(begin)

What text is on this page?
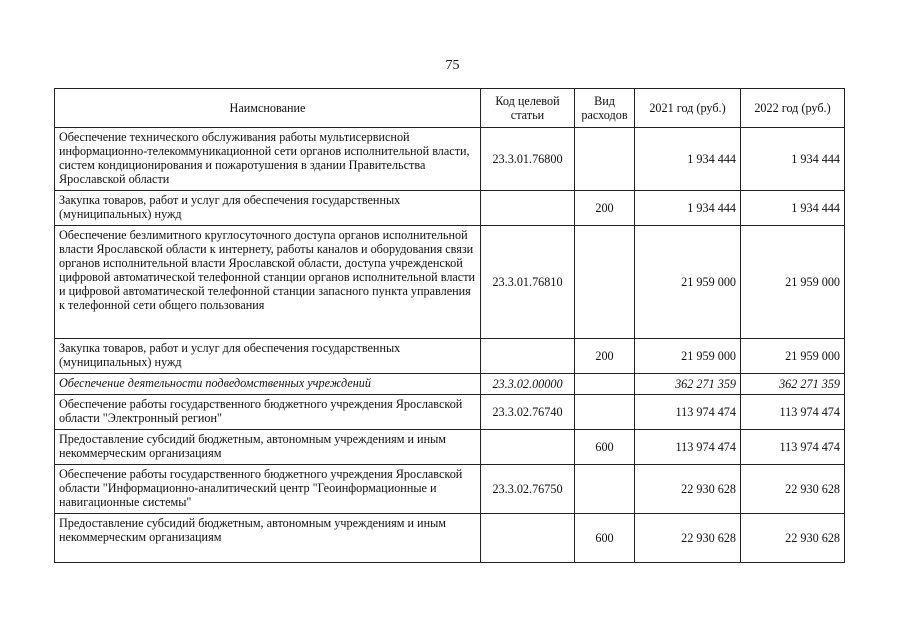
75
Наимснование	Код целевой статьи	Вид расходов	2021 год (руб.)	2022 год (руб.)
Обеспечение технического обслуживания работы мультисервисной информационно-телекоммуникационной сети органов исполнительной власти, систем кондиционирования и пожаротушения в здании Правительства Ярославской области	23.3.01.76800		1 934 444	1 934 444
Закупка товаров, работ и услуг для обеспечения государственных (муниципальных) нужд		200	1 934 444	1 934 444
Обеспечение безлимитного круглосуточного доступа органов исполнительной власти Ярославской области к интернету, работы каналов и оборудования связи органов исполнительной власти Ярославской области, доступа учрежденской цифровой автоматической телефонной станции органов исполнительной власти и цифровой автоматической телефонной станции запасного пункта управления к телефонной сети общего пользования	23.3.01.76810		21 959 000	21 959 000
Закупка товаров, работ и услуг для обеспечения государственных (муниципальных) нужд		200	21 959 000	21 959 000
Обеспечение деятельности подведомственных учреждений	23.3.02.00000		362 271 359	362 271 359
Обеспечение работы государственного бюджетного учреждения Ярославской области "Электронный регион"	23.3.02.76740		113 974 474	113 974 474
Предоставление субсидий бюджетным, автономным учреждениям и иным некоммерческим организациям		600	113 974 474	113 974 474
Обеспечение работы государственного бюджетного учреждения Ярославской области "Информационно-аналитический центр "Геоинформационные и навигационные системы"	23.3.02.76750		22 930 628	22 930 628
Предоставление субсидий бюджетным, автономным учреждениям и иным некоммерческим организациям		600	22 930 628	22 930 628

(end)

◆ **Problem description**: A line counts if it holds the word "государственных". How many lines of the entries count? Give the number only.

◆ **Complete output**: 2